──────── AVAILABLE RECORDS ────────

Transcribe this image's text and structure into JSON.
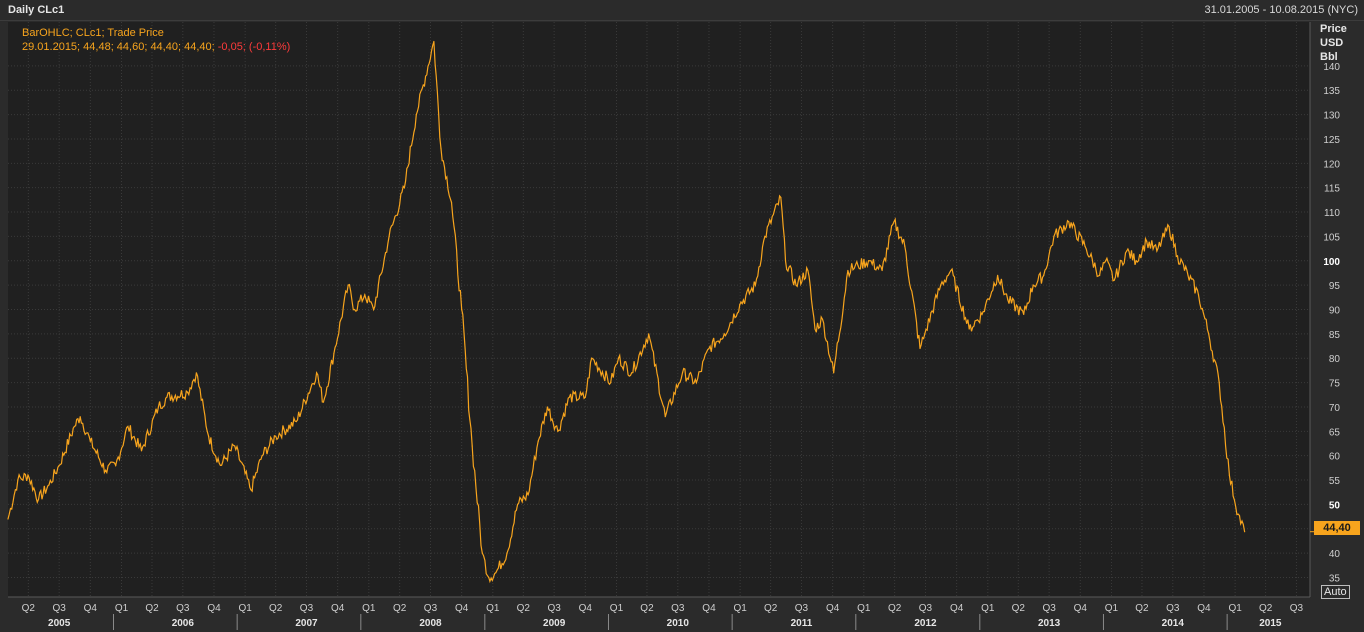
{
  "header": {
    "title": "Daily CLc1",
    "date_range": "31.01.2005 - 10.08.2015 (NYC)"
  },
  "legend": {
    "series_line": "BarOHLC; CLc1; Trade Price",
    "values_line_main": "29.01.2015; 44,48; 44,60; 44,40; 44,40; ",
    "values_line_change": "-0,05; (-0,11%)"
  },
  "axis": {
    "unit_line1": "Price",
    "unit_line2": "USD",
    "unit_line3": "Bbl",
    "auto_label": "Auto",
    "last_price_label": "44,40"
  },
  "colors": {
    "series": "#f7a41d",
    "negative": "#ff3b3b",
    "background": "#202020",
    "grid": "#3a3a3a"
  },
  "chart_data": {
    "type": "line",
    "title": "Daily CLc1",
    "ylabel": "Price USD Bbl",
    "ylim": [
      31,
      149
    ],
    "xlim": [
      "2005-01-31",
      "2015-08-10"
    ],
    "y_ticks": [
      35,
      40,
      45,
      50,
      55,
      60,
      65,
      70,
      75,
      80,
      85,
      90,
      95,
      100,
      105,
      110,
      115,
      120,
      125,
      130,
      135,
      140
    ],
    "y_ticks_bold": [
      50,
      100
    ],
    "quarter_ticks": [
      {
        "label": "Q2",
        "date": "2005-04-01"
      },
      {
        "label": "Q3",
        "date": "2005-07-01"
      },
      {
        "label": "Q4",
        "date": "2005-10-01"
      },
      {
        "label": "Q1",
        "date": "2006-01-01"
      },
      {
        "label": "Q2",
        "date": "2006-04-01"
      },
      {
        "label": "Q3",
        "date": "2006-07-01"
      },
      {
        "label": "Q4",
        "date": "2006-10-01"
      },
      {
        "label": "Q1",
        "date": "2007-01-01"
      },
      {
        "label": "Q2",
        "date": "2007-04-01"
      },
      {
        "label": "Q3",
        "date": "2007-07-01"
      },
      {
        "label": "Q4",
        "date": "2007-10-01"
      },
      {
        "label": "Q1",
        "date": "2008-01-01"
      },
      {
        "label": "Q2",
        "date": "2008-04-01"
      },
      {
        "label": "Q3",
        "date": "2008-07-01"
      },
      {
        "label": "Q4",
        "date": "2008-10-01"
      },
      {
        "label": "Q1",
        "date": "2009-01-01"
      },
      {
        "label": "Q2",
        "date": "2009-04-01"
      },
      {
        "label": "Q3",
        "date": "2009-07-01"
      },
      {
        "label": "Q4",
        "date": "2009-10-01"
      },
      {
        "label": "Q1",
        "date": "2010-01-01"
      },
      {
        "label": "Q2",
        "date": "2010-04-01"
      },
      {
        "label": "Q3",
        "date": "2010-07-01"
      },
      {
        "label": "Q4",
        "date": "2010-10-01"
      },
      {
        "label": "Q1",
        "date": "2011-01-01"
      },
      {
        "label": "Q2",
        "date": "2011-04-01"
      },
      {
        "label": "Q3",
        "date": "2011-07-01"
      },
      {
        "label": "Q4",
        "date": "2011-10-01"
      },
      {
        "label": "Q1",
        "date": "2012-01-01"
      },
      {
        "label": "Q2",
        "date": "2012-04-01"
      },
      {
        "label": "Q3",
        "date": "2012-07-01"
      },
      {
        "label": "Q4",
        "date": "2012-10-01"
      },
      {
        "label": "Q1",
        "date": "2013-01-01"
      },
      {
        "label": "Q2",
        "date": "2013-04-01"
      },
      {
        "label": "Q3",
        "date": "2013-07-01"
      },
      {
        "label": "Q4",
        "date": "2013-10-01"
      },
      {
        "label": "Q1",
        "date": "2014-01-01"
      },
      {
        "label": "Q2",
        "date": "2014-04-01"
      },
      {
        "label": "Q3",
        "date": "2014-07-01"
      },
      {
        "label": "Q4",
        "date": "2014-10-01"
      },
      {
        "label": "Q1",
        "date": "2015-01-01"
      },
      {
        "label": "Q2",
        "date": "2015-04-01"
      },
      {
        "label": "Q3",
        "date": "2015-07-01"
      }
    ],
    "year_ticks": [
      {
        "label": "2005",
        "date": "2005-07-01"
      },
      {
        "label": "2006",
        "date": "2006-07-01"
      },
      {
        "label": "2007",
        "date": "2007-07-01"
      },
      {
        "label": "2008",
        "date": "2008-07-01"
      },
      {
        "label": "2009",
        "date": "2009-07-01"
      },
      {
        "label": "2010",
        "date": "2010-07-01"
      },
      {
        "label": "2011",
        "date": "2011-07-01"
      },
      {
        "label": "2012",
        "date": "2012-07-01"
      },
      {
        "label": "2013",
        "date": "2013-07-01"
      },
      {
        "label": "2014",
        "date": "2014-07-01"
      },
      {
        "label": "2015",
        "date": "2015-04-15"
      }
    ],
    "series": [
      {
        "name": "BarOHLC; CLc1; Trade Price",
        "x": [
          "2005-01-31",
          "2005-03-01",
          "2005-03-31",
          "2005-05-01",
          "2005-06-01",
          "2005-07-01",
          "2005-08-15",
          "2005-09-01",
          "2005-10-01",
          "2005-11-15",
          "2005-12-15",
          "2006-01-20",
          "2006-03-01",
          "2006-04-20",
          "2006-05-15",
          "2006-07-15",
          "2006-08-10",
          "2006-09-15",
          "2006-10-20",
          "2006-12-01",
          "2007-01-18",
          "2007-02-20",
          "2007-04-01",
          "2007-06-01",
          "2007-07-31",
          "2007-08-20",
          "2007-09-20",
          "2007-11-01",
          "2007-11-20",
          "2007-12-20",
          "2008-01-15",
          "2008-03-01",
          "2008-04-15",
          "2008-05-20",
          "2008-07-11",
          "2008-08-01",
          "2008-09-01",
          "2008-10-01",
          "2008-11-01",
          "2008-12-01",
          "2008-12-20",
          "2009-01-10",
          "2009-02-12",
          "2009-03-15",
          "2009-04-15",
          "2009-05-15",
          "2009-06-11",
          "2009-07-12",
          "2009-08-15",
          "2009-10-01",
          "2009-10-20",
          "2009-12-15",
          "2010-01-07",
          "2010-02-15",
          "2010-04-06",
          "2010-05-25",
          "2010-07-15",
          "2010-08-25",
          "2010-10-01",
          "2010-11-15",
          "2010-12-31",
          "2011-02-15",
          "2011-03-15",
          "2011-05-01",
          "2011-05-15",
          "2011-06-15",
          "2011-07-20",
          "2011-08-10",
          "2011-09-01",
          "2011-10-04",
          "2011-11-15",
          "2011-12-15",
          "2012-01-15",
          "2012-02-24",
          "2012-03-30",
          "2012-05-01",
          "2012-06-15",
          "2012-06-29",
          "2012-08-15",
          "2012-09-14",
          "2012-11-07",
          "2012-12-15",
          "2013-01-30",
          "2013-03-01",
          "2013-04-17",
          "2013-05-15",
          "2013-06-15",
          "2013-07-15",
          "2013-08-28",
          "2013-10-15",
          "2013-11-27",
          "2013-12-15",
          "2014-01-09",
          "2014-02-15",
          "2014-03-15",
          "2014-04-15",
          "2014-05-15",
          "2014-06-20",
          "2014-07-15",
          "2014-08-15",
          "2014-09-15",
          "2014-10-15",
          "2014-11-15",
          "2014-12-15",
          "2015-01-10",
          "2015-01-29"
        ],
        "values": [
          47,
          55,
          56,
          51,
          54,
          58,
          66,
          68,
          63,
          57,
          58,
          66,
          61,
          70,
          72,
          73,
          77,
          64,
          58,
          62,
          53,
          60,
          64,
          67,
          77,
          71,
          81,
          95,
          90,
          93,
          90,
          105,
          115,
          130,
          145,
          123,
          112,
          90,
          62,
          40,
          35,
          36,
          40,
          50,
          52,
          63,
          70,
          65,
          72,
          72,
          80,
          75,
          80,
          77,
          85,
          68,
          77,
          75,
          82,
          85,
          91,
          95,
          105,
          113,
          100,
          95,
          98,
          86,
          88,
          77,
          98,
          99,
          100,
          98,
          108,
          103,
          82,
          85,
          95,
          98,
          86,
          89,
          97,
          92,
          89,
          95,
          97,
          105,
          108,
          103,
          97,
          100,
          96,
          102,
          100,
          104,
          102,
          107,
          101,
          97,
          93,
          85,
          75,
          56,
          48,
          44.4
        ]
      }
    ]
  }
}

────────

Find all lines where the word "BarOHLC" appears. Copy them.

    "series_line": "BarOHLC; CLc1; Trade Price",
        "name": "BarOHLC; CLc1; Trade Price",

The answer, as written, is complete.